[start]

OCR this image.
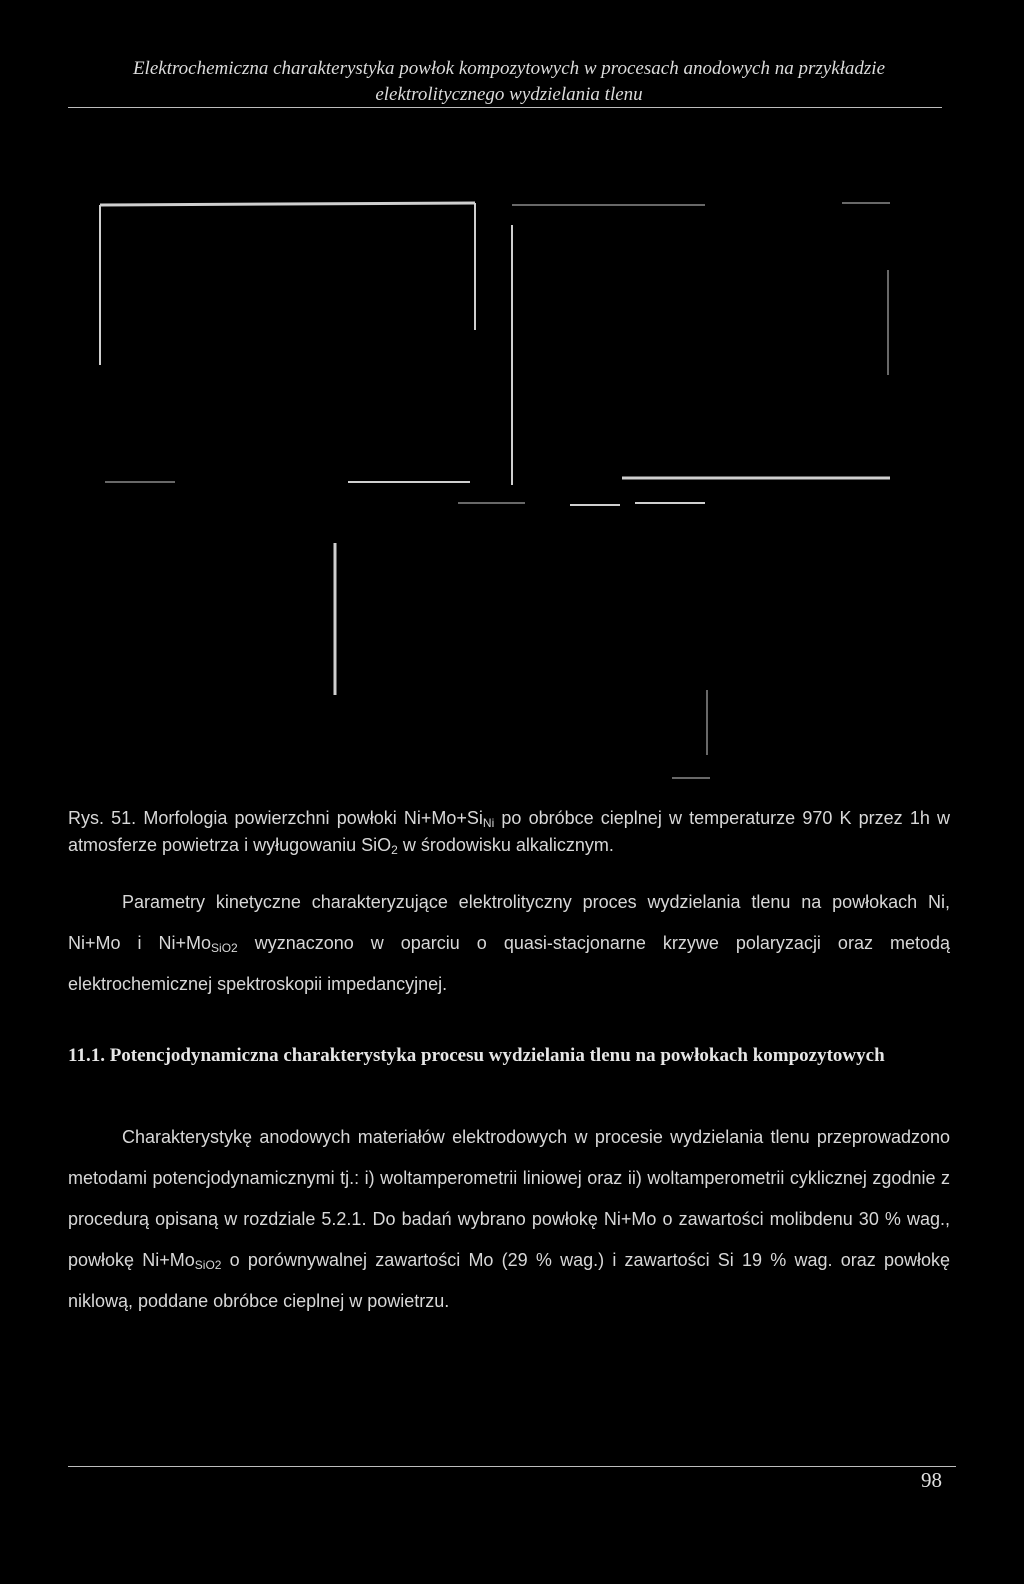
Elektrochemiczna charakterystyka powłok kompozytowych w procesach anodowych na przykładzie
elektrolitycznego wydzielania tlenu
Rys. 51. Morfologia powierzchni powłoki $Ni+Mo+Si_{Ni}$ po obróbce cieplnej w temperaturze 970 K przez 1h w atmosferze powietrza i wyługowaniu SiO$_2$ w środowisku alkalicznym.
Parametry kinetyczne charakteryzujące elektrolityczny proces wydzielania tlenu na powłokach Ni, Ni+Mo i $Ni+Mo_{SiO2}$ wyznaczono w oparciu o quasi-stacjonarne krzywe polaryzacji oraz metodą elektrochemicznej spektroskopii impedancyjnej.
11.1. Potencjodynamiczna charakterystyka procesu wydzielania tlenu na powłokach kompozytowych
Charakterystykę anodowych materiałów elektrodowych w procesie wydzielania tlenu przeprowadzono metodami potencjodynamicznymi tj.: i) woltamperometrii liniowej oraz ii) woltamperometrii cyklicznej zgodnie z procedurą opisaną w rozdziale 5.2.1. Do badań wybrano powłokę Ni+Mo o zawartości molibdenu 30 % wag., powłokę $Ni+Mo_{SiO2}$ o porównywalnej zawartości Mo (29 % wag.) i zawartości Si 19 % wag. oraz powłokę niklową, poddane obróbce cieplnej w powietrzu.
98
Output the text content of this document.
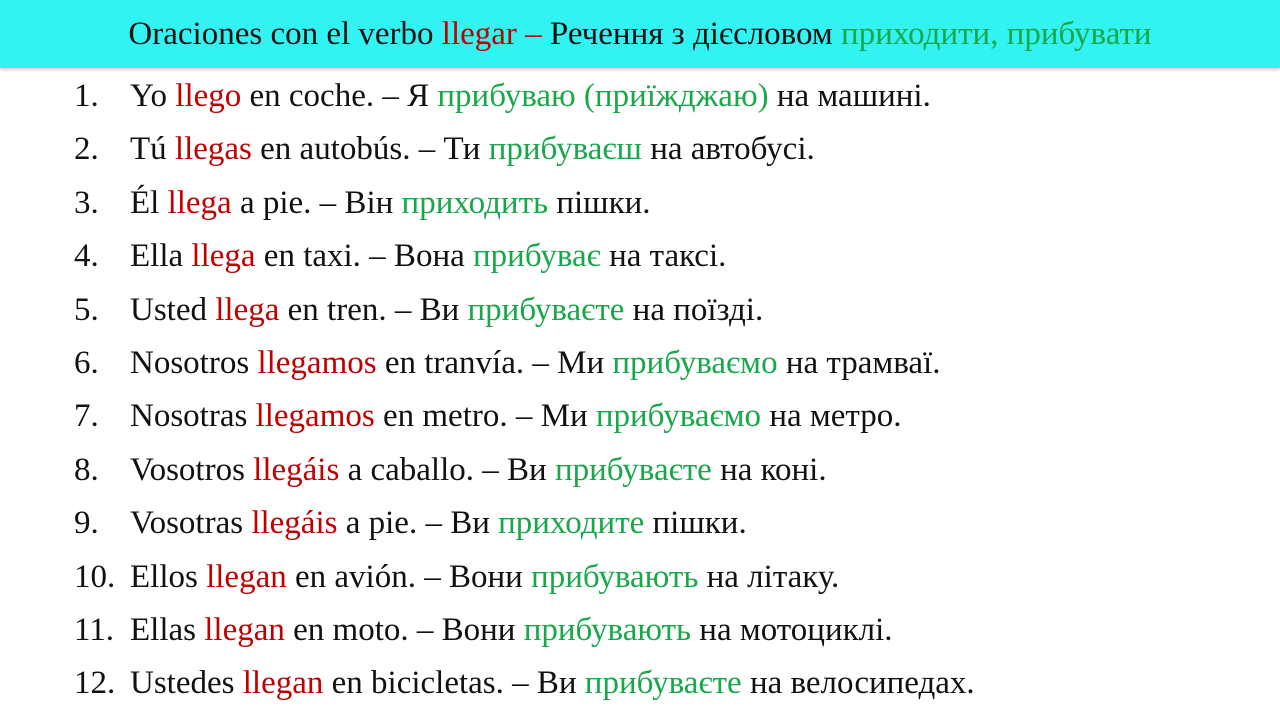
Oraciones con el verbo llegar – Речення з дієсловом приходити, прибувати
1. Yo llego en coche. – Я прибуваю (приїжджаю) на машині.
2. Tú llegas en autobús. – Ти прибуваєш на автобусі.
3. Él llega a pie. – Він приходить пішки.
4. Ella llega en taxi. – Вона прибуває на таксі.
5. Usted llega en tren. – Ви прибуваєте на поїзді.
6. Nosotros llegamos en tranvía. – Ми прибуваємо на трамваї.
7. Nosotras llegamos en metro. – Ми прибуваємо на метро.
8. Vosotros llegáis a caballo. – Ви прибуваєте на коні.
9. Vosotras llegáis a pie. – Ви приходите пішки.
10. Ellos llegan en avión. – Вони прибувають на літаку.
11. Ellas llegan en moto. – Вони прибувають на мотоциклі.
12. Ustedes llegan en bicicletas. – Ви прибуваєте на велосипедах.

[end]
[start]

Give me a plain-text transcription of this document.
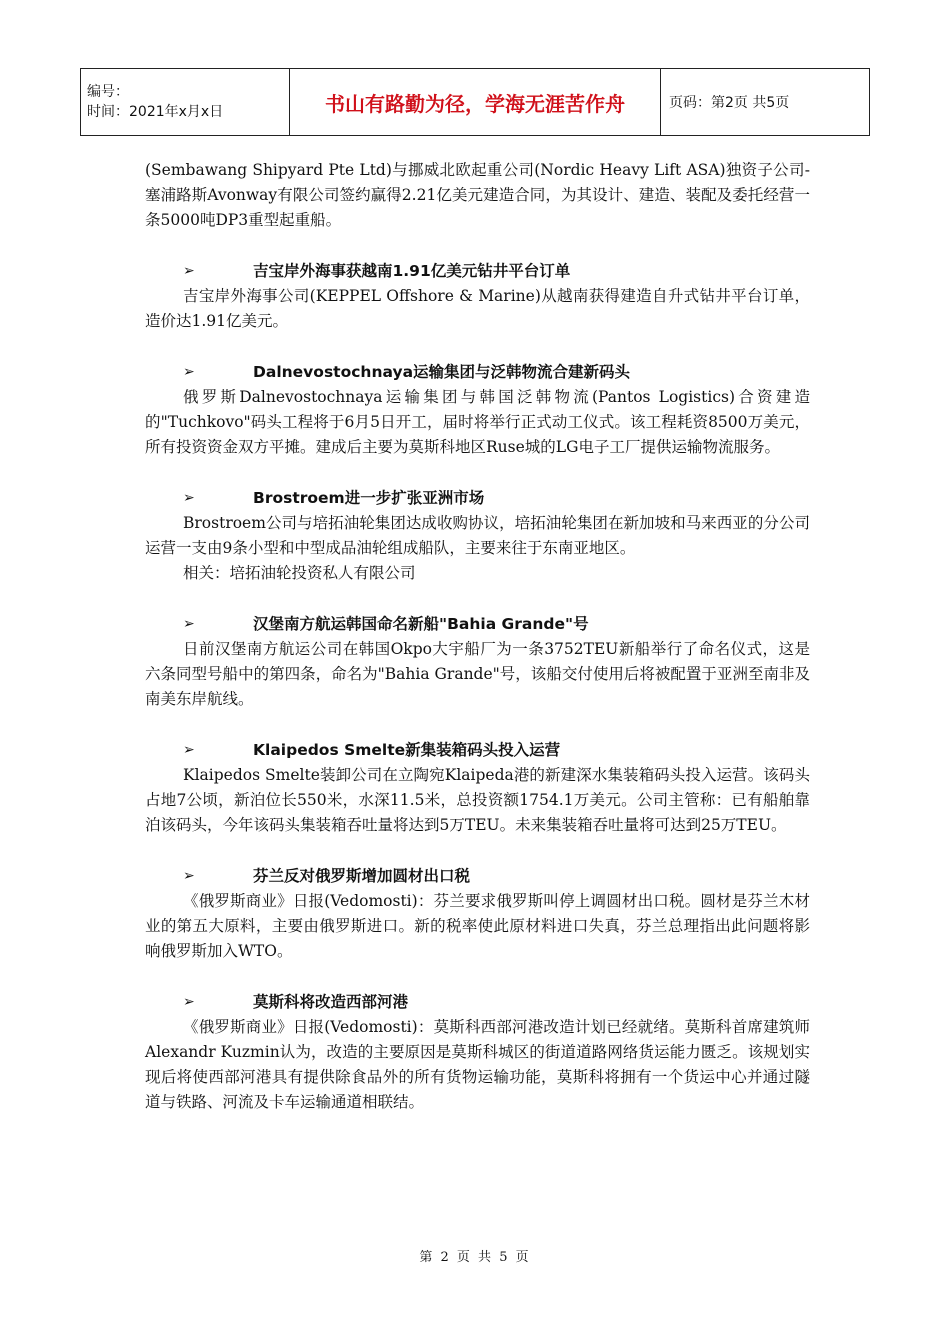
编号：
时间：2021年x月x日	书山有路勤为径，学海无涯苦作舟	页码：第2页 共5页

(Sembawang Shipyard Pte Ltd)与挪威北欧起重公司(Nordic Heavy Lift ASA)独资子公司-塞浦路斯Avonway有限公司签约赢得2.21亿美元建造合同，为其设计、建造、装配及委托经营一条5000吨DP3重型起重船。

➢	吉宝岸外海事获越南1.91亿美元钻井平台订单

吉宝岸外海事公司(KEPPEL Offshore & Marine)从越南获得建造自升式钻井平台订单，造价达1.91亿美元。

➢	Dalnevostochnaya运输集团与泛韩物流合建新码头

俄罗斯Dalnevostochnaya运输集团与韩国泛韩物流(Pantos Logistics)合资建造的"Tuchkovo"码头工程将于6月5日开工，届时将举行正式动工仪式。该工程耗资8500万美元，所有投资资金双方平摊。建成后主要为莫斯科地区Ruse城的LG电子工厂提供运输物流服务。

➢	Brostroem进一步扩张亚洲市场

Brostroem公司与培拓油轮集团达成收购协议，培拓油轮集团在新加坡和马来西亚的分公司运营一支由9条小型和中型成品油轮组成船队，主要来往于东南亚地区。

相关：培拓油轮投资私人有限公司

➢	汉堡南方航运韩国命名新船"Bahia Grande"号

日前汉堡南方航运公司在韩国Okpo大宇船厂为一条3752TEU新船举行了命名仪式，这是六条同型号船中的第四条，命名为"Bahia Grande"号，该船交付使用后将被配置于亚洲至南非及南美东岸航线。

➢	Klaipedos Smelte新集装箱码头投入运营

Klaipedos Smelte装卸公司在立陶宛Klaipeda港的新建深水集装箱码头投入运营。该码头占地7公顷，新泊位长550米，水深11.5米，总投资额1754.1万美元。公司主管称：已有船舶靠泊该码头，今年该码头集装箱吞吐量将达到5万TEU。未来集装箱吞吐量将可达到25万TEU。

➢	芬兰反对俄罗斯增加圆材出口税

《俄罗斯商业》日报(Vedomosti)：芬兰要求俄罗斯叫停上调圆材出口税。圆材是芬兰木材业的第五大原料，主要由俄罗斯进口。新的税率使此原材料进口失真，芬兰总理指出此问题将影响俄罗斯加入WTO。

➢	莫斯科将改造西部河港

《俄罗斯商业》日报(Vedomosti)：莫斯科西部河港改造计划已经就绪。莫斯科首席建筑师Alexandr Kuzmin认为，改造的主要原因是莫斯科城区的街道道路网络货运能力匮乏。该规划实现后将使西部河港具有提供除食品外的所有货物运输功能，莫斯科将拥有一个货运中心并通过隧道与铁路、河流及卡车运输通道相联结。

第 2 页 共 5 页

[end]

§ **TASK INSTRUCTIONS**
Count the lines in the material above where the string "charakterystyka" appears, then state only that count.

§ **ANSWER**
2